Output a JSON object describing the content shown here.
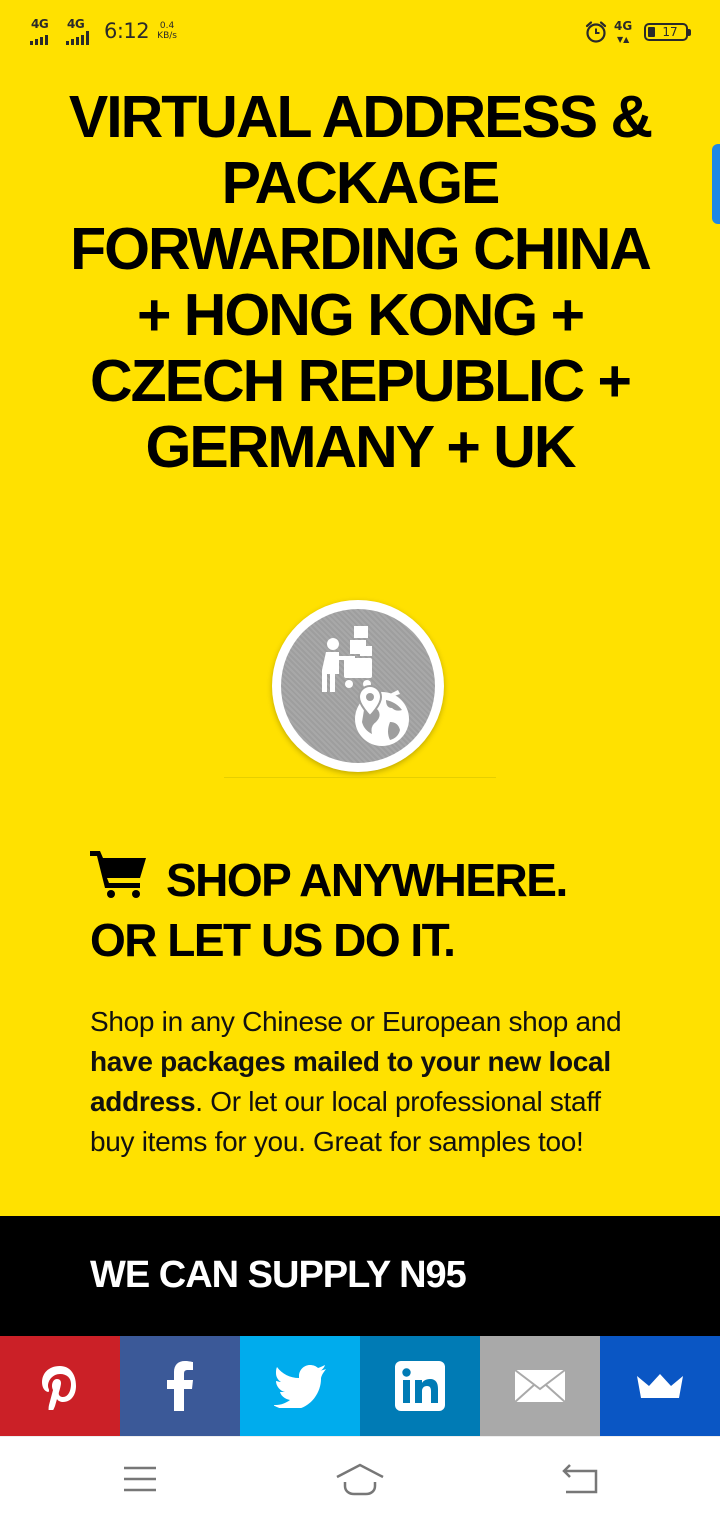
{
  "status_bar": {
    "network_1": "4G",
    "network_2": "4G",
    "time": "6:12",
    "speed_value": "0.4",
    "speed_unit": "KB/s",
    "network_right": "4G",
    "battery_level": "17"
  },
  "hero": {
    "title": "VIRTUAL ADDRESS & PACKAGE FORWARDING CHINA + HONG KONG + CZECH REPUBLIC + GERMANY + UK"
  },
  "shop_section": {
    "heading_line1": "SHOP ANYWHERE.",
    "heading_line2": "OR LET US DO IT.",
    "text_before": "Shop in any Chinese or European shop and ",
    "text_bold": "have packages mailed to your new local address",
    "text_after": ". Or let our local professional staff buy items for you. Great for samples too!"
  },
  "supply_band": {
    "title": "WE CAN SUPPLY N95"
  },
  "share_bar": {
    "buttons": [
      {
        "name": "pinterest",
        "icon": "pinterest-icon",
        "color": "#cb2027"
      },
      {
        "name": "facebook",
        "icon": "facebook-icon",
        "color": "#3b5998"
      },
      {
        "name": "twitter",
        "icon": "twitter-icon",
        "color": "#00aced"
      },
      {
        "name": "linkedin",
        "icon": "linkedin-icon",
        "color": "#007bb5"
      },
      {
        "name": "email",
        "icon": "email-icon",
        "color": "#a9a9a9"
      },
      {
        "name": "sumo",
        "icon": "crown-icon",
        "color": "#0a56c4"
      }
    ]
  },
  "colors": {
    "page_background": "#ffe100",
    "band_background": "#000000",
    "nav_background": "#ffffff"
  },
  "nav_bar": {
    "icons": [
      "menu-icon",
      "home-icon",
      "back-icon"
    ]
  }
}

Exercise –
Gather all the lines that include the word "local" and copy them out.

Response to the exercise –
    "text_bold": "have packages mailed to your new local address",
    "text_after": ". Or let our local professional staff buy items for you. Great for samples too!"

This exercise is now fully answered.